EXERCISE INPUTS:
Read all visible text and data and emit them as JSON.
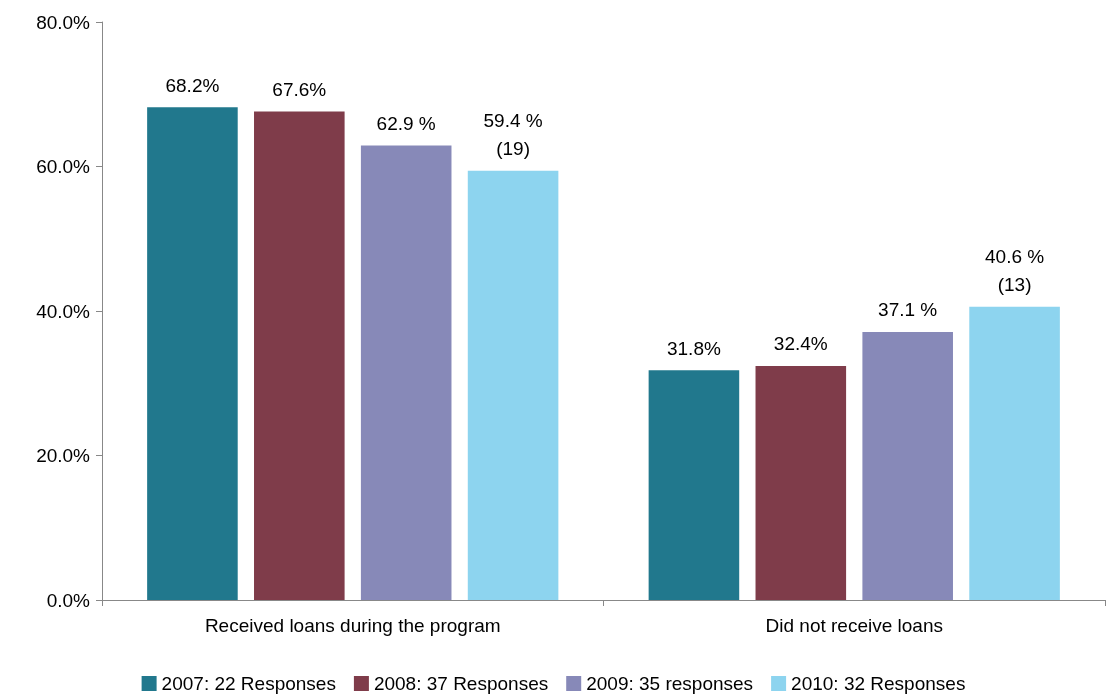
{
  "chart_data": {
    "type": "bar",
    "categories": [
      "Received loans during the program",
      "Did not receive loans"
    ],
    "series": [
      {
        "name": "2007: 22 Responses",
        "color": "#21788d",
        "values": [
          68.2,
          31.8
        ],
        "value_labels": [
          "68.2%",
          "31.8%"
        ]
      },
      {
        "name": "2008: 37 Responses",
        "color": "#7f3c4a",
        "values": [
          67.6,
          32.4
        ],
        "value_labels": [
          "67.6%",
          "32.4%"
        ]
      },
      {
        "name": "2009: 35 responses",
        "color": "#8789b8",
        "values": [
          62.9,
          37.1
        ],
        "value_labels": [
          "62.9 %",
          "37.1 %"
        ]
      },
      {
        "name": "2010: 32 Responses",
        "color": "#8dd4ef",
        "values": [
          59.4,
          40.6
        ],
        "value_labels": [
          "59.4 %\n(19)",
          "40.6 %\n(13)"
        ]
      }
    ],
    "ylim": [
      0,
      80
    ],
    "yticks": [
      {
        "value": 0,
        "label": "0.0%"
      },
      {
        "value": 20,
        "label": "20.0%"
      },
      {
        "value": 40,
        "label": "40.0%"
      },
      {
        "value": 60,
        "label": "60.0%"
      },
      {
        "value": 80,
        "label": "80.0%"
      }
    ],
    "grid": false,
    "legend": "bottom"
  }
}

REQUIREMENT:
Search the data for the word "color" and copy each line where it appears.

SOLUTION FOR THIS PROBLEM:
        "color": "#21788d",
        "color": "#7f3c4a",
        "color": "#8789b8",
        "color": "#8dd4ef",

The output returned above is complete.